▸ **To do**
Tell how many lines in these records contain the string "nach", with only the number as the reply.

___ Material for the task

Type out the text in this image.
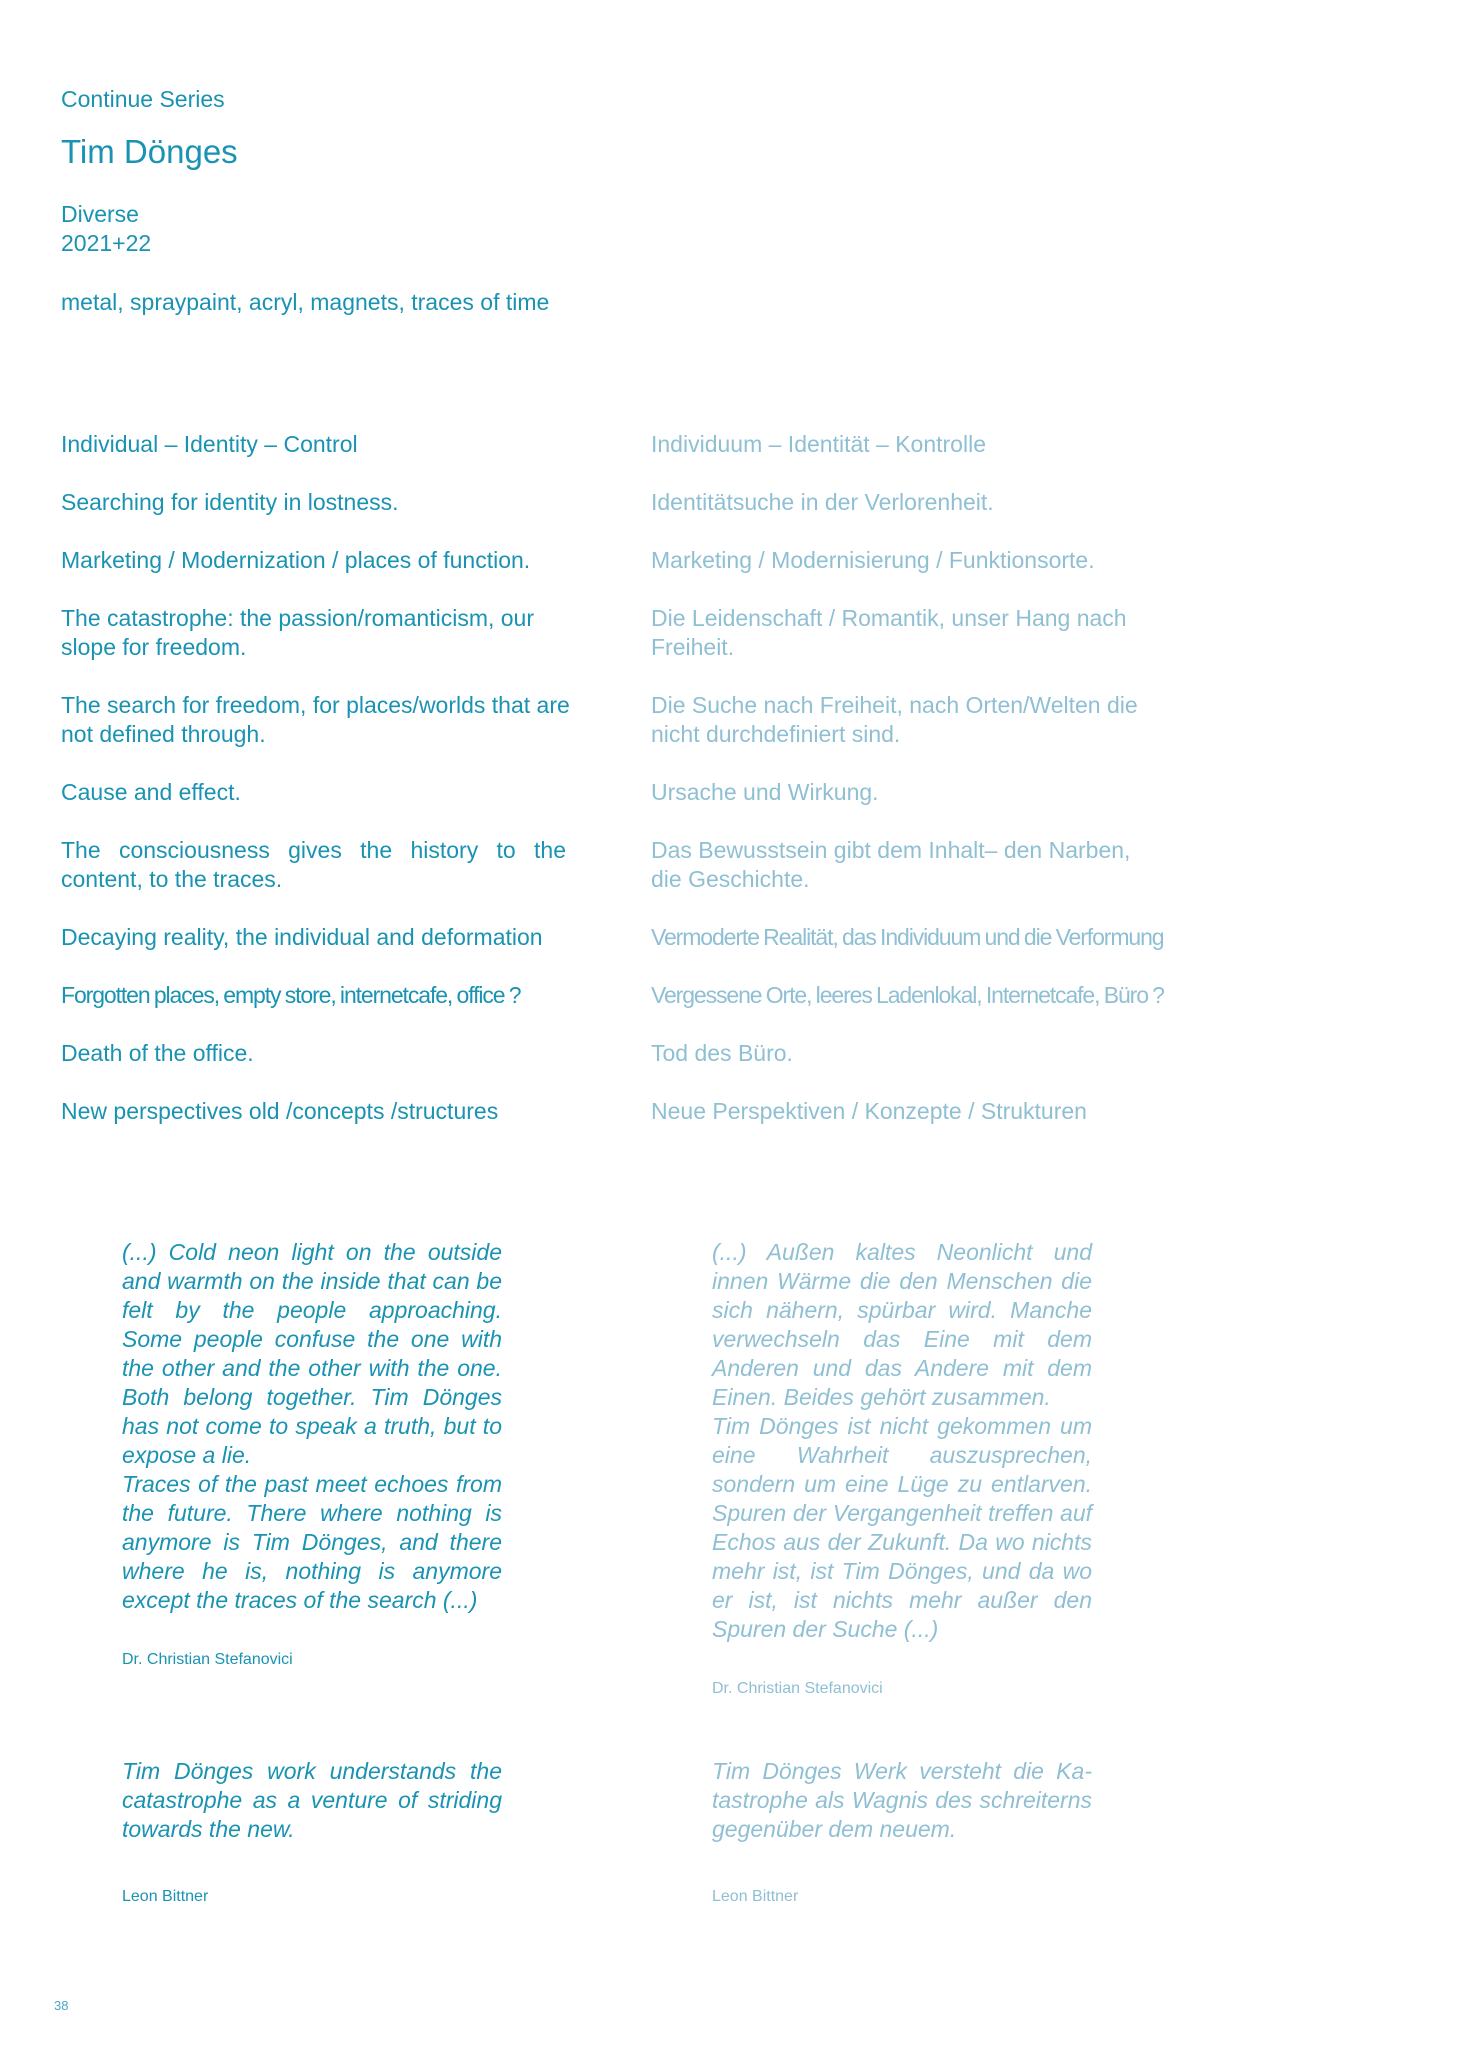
Continue Series
Tim Dönges
Diverse
2021+22
metal, spraypaint, acryl, magnets, traces of time

Individual – Identity – Control

Searching for identity in lostness.

Marketing / Modernization / places of function.

The catastrophe: the passion/romanticism, our slope for freedom.

The search for freedom, for places/worlds that are not defined through.

Cause and effect.

The consciousness gives the history to the content, to the traces.

Decaying reality, the individual and deformation

Forgotten places, empty store, internetcafe, office ?

Death of the office.

New perspectives old /concepts /structures

Individuum – Identität – Kontrolle

Identitätsuche in der Verlorenheit.

Marketing / Modernisierung / Funktionsorte.

Die Leidenschaft / Romantik, unser Hang nach Freiheit.

Die Suche nach Freiheit, nach Orten/Welten die nicht durchdefiniert sind.

Ursache und Wirkung.

Das Bewusstsein gibt dem Inhalt– den Narben, die Geschichte.

Vermoderte Realität, das Individuum und die Verformung

Vergessene Orte, leeres Ladenlokal, Internetcafe, Büro ?

Tod des Büro.

Neue Perspektiven / Konzepte / Strukturen

(...) Cold neon light on the outside and warmth on the inside that can be felt by the people approaching. Some people confuse the one with the other and the other with the one. Both belong together. Tim Dönges has not come to speak a truth, but to expose a lie.
Traces of the past meet echoes from the future. There where nothing is anymore is Tim Dönges, and there where he is, nothing is anymore except the traces of the search (...)

Dr. Christian Stefanovici

(...) Außen kaltes Neonlicht und innen Wärme die den Menschen die sich nähern, spürbar wird. Manche verwechseln das Eine mit dem Anderen und das Andere mit dem Einen. Beides gehört zusammen.
Tim Dönges ist nicht gekommen um eine Wahrheit auszusprechen, sondern um eine Lüge zu entlarven. Spuren der Vergangenheit treffen auf Echos aus der Zukunft. Da wo nichts mehr ist, ist Tim Dönges, und da wo er ist, ist nichts mehr außer den Spuren der Suche (...)

Dr. Christian Stefanovici

Tim Dönges work understands the catastrophe as a venture of striding towards the new.

Leon Bittner

Tim Dönges Werk versteht die Katastrophe als Wagnis des schreiterns gegenüber dem neuem.

Leon Bittner
38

______

▸ **Expected answer**
2